* **TASK REQUIREMENTS**: Go through the data below. List every line that holds the word "ἡμέρας".

* **EXERCISE MATERIAL**:
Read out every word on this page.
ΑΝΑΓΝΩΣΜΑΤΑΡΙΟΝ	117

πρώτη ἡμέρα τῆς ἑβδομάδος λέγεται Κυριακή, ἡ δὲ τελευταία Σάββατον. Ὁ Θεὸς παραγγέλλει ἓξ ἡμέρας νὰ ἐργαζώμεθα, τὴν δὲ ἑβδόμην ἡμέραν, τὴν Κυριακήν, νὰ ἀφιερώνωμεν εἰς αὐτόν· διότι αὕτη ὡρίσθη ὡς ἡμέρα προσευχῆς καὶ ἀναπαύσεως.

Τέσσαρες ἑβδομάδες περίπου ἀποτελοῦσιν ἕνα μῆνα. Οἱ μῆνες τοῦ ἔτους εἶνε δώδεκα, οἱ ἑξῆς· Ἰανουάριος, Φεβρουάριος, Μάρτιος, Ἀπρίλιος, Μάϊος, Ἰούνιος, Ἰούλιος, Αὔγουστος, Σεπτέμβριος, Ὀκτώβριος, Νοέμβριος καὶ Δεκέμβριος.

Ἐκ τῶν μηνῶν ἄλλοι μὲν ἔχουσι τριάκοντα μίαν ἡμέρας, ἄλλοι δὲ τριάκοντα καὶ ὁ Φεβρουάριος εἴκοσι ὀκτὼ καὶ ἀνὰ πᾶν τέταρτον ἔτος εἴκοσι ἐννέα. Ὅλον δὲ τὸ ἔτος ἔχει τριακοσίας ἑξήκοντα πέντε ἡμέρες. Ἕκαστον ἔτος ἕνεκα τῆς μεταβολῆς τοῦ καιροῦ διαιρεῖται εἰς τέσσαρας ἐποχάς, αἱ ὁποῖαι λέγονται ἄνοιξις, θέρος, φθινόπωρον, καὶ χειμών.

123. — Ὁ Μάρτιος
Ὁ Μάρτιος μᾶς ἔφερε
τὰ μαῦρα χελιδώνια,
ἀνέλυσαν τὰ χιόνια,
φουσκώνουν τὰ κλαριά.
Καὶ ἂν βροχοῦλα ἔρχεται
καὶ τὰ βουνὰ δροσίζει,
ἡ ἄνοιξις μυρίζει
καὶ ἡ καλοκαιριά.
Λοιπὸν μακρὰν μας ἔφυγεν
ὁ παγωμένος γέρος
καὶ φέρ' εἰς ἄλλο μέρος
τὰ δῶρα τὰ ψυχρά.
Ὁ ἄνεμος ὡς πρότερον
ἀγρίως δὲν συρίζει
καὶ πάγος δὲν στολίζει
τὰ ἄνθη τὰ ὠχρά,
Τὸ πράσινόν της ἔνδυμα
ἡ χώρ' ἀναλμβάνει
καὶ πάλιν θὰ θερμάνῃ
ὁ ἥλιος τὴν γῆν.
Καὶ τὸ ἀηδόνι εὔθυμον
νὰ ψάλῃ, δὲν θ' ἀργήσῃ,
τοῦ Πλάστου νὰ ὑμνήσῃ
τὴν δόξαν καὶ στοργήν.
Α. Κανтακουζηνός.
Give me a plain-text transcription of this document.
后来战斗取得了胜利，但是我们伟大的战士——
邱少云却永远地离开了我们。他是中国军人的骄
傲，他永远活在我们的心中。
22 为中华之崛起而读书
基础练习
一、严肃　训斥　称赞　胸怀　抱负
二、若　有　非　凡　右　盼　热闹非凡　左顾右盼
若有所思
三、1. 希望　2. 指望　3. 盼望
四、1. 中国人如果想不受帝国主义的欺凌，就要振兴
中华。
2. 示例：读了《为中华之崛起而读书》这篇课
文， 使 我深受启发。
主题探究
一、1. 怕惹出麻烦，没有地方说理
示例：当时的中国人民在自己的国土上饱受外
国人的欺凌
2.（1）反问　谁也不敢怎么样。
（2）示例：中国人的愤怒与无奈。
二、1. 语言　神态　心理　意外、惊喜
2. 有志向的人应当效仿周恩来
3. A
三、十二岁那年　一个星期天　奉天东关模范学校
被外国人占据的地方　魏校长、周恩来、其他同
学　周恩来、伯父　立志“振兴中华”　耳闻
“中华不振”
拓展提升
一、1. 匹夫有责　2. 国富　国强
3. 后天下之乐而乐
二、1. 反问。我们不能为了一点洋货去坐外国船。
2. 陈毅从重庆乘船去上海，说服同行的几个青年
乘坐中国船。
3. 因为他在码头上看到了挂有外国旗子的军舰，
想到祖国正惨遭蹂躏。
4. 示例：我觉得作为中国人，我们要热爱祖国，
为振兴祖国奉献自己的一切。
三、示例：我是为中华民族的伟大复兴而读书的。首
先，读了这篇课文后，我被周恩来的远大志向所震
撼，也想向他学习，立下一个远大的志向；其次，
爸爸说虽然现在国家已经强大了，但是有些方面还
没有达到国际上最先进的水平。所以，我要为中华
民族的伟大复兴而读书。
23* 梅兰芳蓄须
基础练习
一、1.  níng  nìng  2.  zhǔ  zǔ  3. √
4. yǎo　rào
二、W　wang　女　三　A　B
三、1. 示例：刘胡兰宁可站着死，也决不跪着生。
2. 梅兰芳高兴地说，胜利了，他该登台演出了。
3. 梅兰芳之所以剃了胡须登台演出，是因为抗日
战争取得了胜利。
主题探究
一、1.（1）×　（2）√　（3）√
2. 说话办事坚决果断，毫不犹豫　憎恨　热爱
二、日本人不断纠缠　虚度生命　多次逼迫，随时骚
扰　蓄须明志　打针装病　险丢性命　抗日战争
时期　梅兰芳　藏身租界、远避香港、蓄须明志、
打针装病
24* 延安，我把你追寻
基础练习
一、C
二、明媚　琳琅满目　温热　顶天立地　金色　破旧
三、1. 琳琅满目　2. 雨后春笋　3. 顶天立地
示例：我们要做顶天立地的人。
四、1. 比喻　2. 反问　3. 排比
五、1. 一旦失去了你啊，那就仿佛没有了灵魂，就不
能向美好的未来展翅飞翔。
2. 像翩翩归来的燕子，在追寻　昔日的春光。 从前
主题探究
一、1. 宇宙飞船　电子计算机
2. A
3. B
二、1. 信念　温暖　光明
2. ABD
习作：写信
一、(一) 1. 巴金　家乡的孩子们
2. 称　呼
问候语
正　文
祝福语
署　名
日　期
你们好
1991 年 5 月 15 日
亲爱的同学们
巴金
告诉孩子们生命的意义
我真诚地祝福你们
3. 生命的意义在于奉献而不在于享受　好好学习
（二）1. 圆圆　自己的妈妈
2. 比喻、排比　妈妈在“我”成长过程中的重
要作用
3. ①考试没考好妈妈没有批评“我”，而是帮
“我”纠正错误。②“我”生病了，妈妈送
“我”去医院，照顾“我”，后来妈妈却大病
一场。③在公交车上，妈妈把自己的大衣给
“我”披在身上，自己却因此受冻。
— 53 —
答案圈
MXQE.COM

* **RESULT OF THE TASK**:
πρώτη ἡμέρα τῆς ἑβδομάδος λέγεται Κυριακή, ἡ δὲ τελευταία Σάββατον. Ὁ Θεὸς παραγγέλλει ἓξ ἡμέρας νὰ ἐργαζώμεθα, τὴν δὲ ἑβδόμην ἡμέραν, τὴν Κυριακήν, νὰ ἀφιερώνωμεν εἰς αὐτόν· διότι αὕτη ὡρίσθη ὡς ἡμέρα προσευχῆς καὶ ἀναπαύσεως.
Ἐκ τῶν μηνῶν ἄλλοι μὲν ἔχουσι τριάκοντα μίαν ἡμέρας, ἄλλοι δὲ τριάκοντα καὶ ὁ Φεβρουάριος εἴκοσι ὀκτὼ καὶ ἀνὰ πᾶν τέταρτον ἔτος εἴκοσι ἐννέα. Ὅλον δὲ τὸ ἔτος ἔχει τριακοσίας ἑξήκοντα πέντε ἡμέρες. Ἕκαστον ἔτος ἕνεκα τῆς μεταβολῆς τοῦ καιροῦ διαιρεῖται εἰς τέσσαρας ἐποχάς, αἱ ὁποῖαι λέγονται ἄνοιξις, θέρος, φθινόπωρον, καὶ χειμών.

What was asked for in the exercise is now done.